What to do = When a line of the records below contains the string "elements", copy that whole line.
Listed records START
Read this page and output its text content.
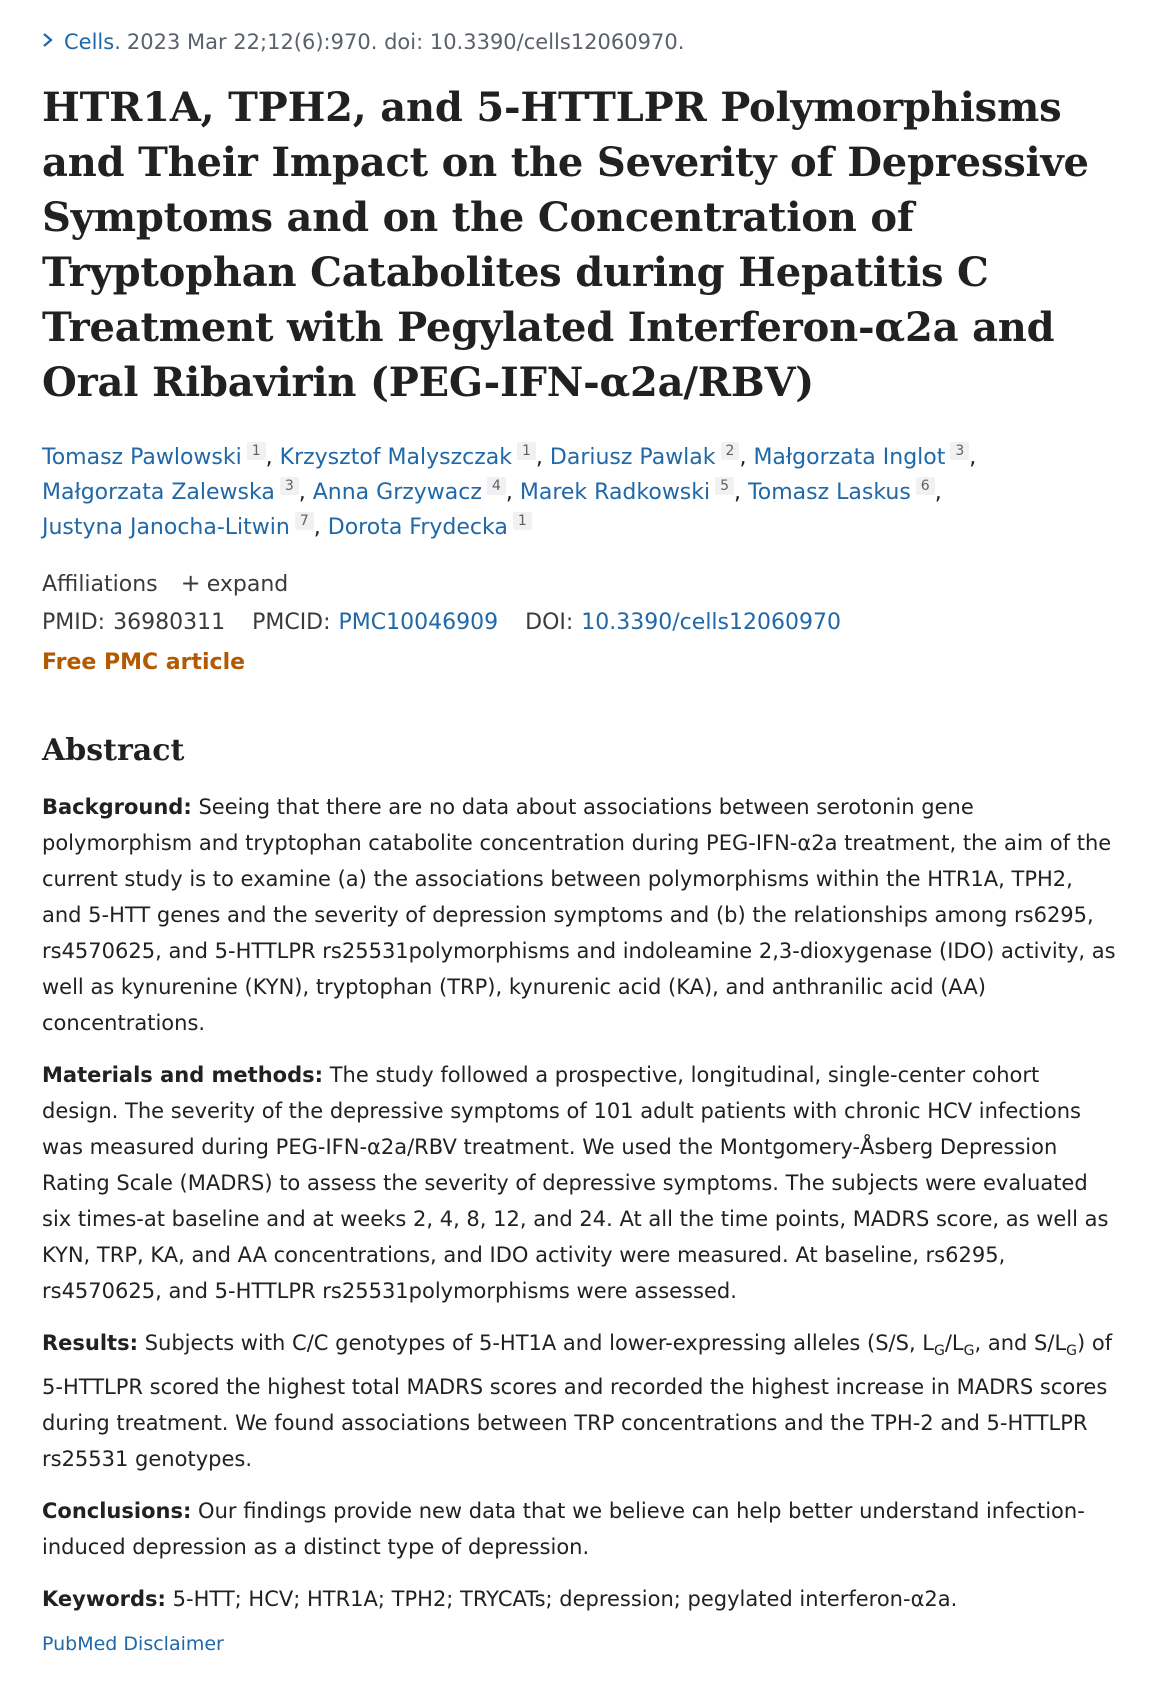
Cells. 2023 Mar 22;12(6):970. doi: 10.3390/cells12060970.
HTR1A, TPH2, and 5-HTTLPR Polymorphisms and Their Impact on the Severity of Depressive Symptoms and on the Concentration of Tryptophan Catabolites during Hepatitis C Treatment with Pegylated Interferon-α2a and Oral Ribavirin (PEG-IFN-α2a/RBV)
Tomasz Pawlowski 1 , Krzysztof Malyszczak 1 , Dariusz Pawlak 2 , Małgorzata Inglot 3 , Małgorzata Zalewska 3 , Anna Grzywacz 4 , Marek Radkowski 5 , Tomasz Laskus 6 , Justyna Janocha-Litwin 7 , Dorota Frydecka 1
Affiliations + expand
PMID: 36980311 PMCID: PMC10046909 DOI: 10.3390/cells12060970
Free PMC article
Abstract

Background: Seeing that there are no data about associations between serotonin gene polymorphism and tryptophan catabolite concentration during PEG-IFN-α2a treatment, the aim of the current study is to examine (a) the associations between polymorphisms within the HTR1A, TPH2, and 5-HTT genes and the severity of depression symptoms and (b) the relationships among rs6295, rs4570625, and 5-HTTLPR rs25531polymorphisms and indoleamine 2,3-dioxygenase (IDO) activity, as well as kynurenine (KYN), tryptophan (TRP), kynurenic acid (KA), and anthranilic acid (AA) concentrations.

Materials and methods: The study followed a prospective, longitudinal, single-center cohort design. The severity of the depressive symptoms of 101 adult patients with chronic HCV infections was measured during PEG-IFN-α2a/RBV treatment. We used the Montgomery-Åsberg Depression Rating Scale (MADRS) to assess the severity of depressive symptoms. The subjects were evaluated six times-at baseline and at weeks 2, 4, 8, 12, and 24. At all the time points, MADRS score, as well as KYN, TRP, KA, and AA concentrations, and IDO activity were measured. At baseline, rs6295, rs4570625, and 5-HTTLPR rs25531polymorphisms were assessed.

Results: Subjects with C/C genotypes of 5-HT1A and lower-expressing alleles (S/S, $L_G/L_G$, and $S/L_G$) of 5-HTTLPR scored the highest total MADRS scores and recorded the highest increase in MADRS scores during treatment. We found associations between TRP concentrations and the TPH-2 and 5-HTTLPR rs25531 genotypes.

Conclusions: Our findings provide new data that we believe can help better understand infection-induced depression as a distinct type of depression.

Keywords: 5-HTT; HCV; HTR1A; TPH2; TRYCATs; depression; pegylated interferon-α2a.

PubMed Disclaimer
Listed records END
Listed records START
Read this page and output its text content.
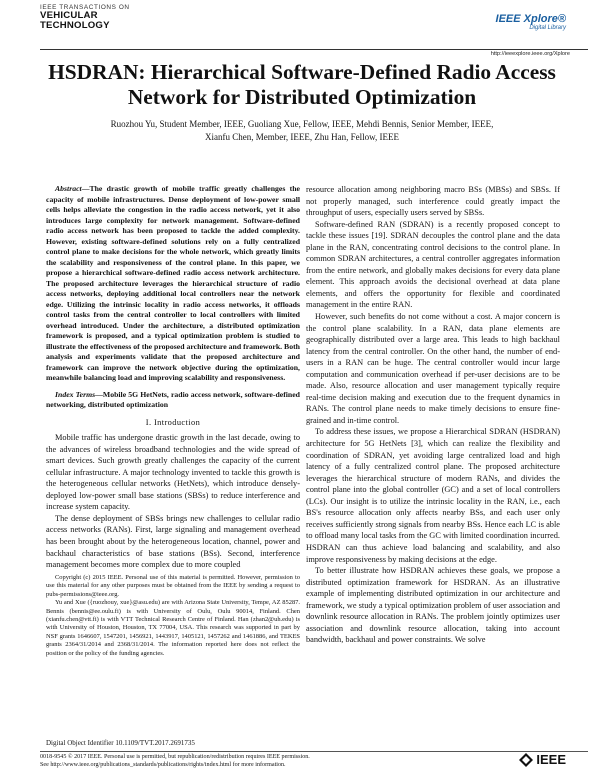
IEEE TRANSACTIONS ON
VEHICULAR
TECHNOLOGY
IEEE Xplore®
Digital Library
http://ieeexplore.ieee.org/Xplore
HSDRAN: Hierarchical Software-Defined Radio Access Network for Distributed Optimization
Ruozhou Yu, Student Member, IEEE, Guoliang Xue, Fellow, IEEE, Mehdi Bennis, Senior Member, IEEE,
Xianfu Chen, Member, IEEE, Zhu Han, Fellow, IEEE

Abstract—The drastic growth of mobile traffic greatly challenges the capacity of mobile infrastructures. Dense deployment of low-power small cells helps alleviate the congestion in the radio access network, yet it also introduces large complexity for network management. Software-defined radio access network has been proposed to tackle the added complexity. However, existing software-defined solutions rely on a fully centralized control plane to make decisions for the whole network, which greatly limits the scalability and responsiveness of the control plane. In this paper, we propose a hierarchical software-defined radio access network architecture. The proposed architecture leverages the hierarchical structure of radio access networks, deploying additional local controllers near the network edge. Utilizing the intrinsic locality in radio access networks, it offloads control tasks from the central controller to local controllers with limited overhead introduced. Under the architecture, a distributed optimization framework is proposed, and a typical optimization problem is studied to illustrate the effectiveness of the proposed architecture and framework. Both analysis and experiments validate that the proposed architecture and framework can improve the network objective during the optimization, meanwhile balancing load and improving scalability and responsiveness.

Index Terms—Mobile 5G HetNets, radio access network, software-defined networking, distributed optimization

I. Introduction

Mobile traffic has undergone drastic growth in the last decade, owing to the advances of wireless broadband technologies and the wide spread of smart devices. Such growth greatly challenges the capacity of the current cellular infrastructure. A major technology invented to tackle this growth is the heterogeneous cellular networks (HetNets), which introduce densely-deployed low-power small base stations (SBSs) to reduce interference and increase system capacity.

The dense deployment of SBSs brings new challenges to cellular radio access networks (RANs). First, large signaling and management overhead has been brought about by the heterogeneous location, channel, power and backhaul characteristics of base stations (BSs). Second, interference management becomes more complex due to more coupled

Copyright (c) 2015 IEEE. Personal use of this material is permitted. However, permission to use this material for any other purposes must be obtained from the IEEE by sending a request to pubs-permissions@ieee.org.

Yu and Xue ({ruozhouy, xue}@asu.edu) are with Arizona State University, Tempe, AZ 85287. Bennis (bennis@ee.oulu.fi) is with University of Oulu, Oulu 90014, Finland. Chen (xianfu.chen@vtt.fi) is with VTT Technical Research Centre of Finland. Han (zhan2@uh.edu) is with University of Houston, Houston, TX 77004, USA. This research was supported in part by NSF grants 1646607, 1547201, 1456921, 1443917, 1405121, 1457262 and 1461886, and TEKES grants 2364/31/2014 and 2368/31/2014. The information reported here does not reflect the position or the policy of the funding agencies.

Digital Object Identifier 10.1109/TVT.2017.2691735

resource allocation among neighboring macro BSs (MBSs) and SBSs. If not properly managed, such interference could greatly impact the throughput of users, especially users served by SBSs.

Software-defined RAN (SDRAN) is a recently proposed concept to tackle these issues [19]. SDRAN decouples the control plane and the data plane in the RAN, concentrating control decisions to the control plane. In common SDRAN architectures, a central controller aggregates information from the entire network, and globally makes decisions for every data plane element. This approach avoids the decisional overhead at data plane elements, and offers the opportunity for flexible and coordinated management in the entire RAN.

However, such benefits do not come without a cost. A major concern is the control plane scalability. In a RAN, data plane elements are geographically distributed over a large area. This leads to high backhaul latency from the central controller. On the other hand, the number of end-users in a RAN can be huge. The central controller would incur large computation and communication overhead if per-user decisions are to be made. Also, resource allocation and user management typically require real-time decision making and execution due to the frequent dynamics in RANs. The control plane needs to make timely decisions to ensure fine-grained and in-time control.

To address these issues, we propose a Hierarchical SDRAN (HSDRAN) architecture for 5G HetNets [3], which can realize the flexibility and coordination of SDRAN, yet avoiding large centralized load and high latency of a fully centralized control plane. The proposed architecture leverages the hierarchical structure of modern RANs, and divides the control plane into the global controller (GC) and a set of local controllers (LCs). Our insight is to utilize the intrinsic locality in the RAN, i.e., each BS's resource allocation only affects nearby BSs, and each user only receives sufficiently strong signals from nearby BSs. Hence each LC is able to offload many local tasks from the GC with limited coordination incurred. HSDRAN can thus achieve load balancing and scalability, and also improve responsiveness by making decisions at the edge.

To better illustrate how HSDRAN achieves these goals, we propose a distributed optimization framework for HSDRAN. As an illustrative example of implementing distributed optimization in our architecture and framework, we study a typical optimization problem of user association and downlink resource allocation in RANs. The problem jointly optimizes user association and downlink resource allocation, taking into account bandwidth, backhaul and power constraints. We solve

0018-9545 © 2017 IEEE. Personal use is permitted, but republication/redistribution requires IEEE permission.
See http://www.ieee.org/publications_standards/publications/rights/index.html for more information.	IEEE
Listed records END
Listed records START
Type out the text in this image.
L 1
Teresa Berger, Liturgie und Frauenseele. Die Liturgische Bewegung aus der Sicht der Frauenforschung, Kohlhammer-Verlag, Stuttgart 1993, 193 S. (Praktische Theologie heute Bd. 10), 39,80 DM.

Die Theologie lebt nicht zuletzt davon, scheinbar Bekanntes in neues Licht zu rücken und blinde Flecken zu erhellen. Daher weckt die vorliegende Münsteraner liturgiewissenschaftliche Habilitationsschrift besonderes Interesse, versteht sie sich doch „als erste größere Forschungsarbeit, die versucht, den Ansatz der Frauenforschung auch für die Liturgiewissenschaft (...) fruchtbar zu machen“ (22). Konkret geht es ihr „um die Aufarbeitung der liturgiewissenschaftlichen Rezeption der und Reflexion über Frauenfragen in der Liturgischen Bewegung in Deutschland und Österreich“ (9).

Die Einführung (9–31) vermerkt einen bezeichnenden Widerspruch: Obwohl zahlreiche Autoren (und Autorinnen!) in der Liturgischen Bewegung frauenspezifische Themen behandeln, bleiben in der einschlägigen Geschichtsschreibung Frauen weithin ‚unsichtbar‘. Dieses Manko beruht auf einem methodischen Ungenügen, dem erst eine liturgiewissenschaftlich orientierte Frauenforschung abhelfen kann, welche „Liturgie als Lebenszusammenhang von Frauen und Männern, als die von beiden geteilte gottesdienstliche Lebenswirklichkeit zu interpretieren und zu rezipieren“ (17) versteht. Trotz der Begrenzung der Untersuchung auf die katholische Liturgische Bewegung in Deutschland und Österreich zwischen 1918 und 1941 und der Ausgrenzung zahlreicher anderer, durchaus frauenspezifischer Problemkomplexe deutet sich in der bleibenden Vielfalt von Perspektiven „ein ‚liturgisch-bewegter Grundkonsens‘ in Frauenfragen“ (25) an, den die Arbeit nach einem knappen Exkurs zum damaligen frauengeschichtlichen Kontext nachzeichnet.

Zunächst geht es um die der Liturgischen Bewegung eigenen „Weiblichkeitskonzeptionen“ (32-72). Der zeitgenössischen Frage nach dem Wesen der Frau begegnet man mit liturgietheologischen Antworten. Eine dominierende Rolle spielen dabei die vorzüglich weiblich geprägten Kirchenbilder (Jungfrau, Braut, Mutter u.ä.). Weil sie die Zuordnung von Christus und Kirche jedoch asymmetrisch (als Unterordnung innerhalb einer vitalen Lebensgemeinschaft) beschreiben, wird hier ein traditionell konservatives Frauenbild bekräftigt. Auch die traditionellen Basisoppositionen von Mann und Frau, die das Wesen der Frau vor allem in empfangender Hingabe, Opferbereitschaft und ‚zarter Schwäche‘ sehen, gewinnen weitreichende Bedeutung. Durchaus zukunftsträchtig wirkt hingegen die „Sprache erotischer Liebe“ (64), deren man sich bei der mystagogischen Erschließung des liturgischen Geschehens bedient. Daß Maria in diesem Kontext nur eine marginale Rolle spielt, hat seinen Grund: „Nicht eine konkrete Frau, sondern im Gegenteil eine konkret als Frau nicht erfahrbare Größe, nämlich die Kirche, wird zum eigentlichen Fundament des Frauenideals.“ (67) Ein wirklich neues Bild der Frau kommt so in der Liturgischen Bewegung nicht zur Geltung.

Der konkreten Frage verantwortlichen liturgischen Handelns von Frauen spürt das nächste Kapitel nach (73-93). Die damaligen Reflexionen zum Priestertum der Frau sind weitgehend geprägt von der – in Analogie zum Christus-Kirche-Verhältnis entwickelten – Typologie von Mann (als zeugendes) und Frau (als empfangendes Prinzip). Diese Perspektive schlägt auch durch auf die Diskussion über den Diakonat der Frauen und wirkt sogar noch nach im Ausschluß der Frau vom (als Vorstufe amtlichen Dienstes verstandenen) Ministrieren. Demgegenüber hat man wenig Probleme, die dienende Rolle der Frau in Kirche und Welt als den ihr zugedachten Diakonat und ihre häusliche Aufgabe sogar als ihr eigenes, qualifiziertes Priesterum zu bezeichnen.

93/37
Listed records END
Solution to the exercise =
Software-defined RAN (SDRAN) is a recently proposed concept to tackle these issues [19]. SDRAN decouples the control plane and the data plane in the RAN, concentrating control decisions to the control plane. In common SDRAN architectures, a central controller aggregates information from the entire network, and globally makes decisions for every data plane element. This approach avoids the decisional overhead at data plane elements, and offers the opportunity for flexible and coordinated management in the entire RAN.
However, such benefits do not come without a cost. A major concern is the control plane scalability. In a RAN, data plane elements are geographically distributed over a large area. This leads to high backhaul latency from the central controller. On the other hand, the number of end-users in a RAN can be huge. The central controller would incur large computation and communication overhead if per-user decisions are to be made. Also, resource allocation and user management typically require real-time decision making and execution due to the frequent dynamics in RANs. The control plane needs to make timely decisions to ensure fine-grained and in-time control.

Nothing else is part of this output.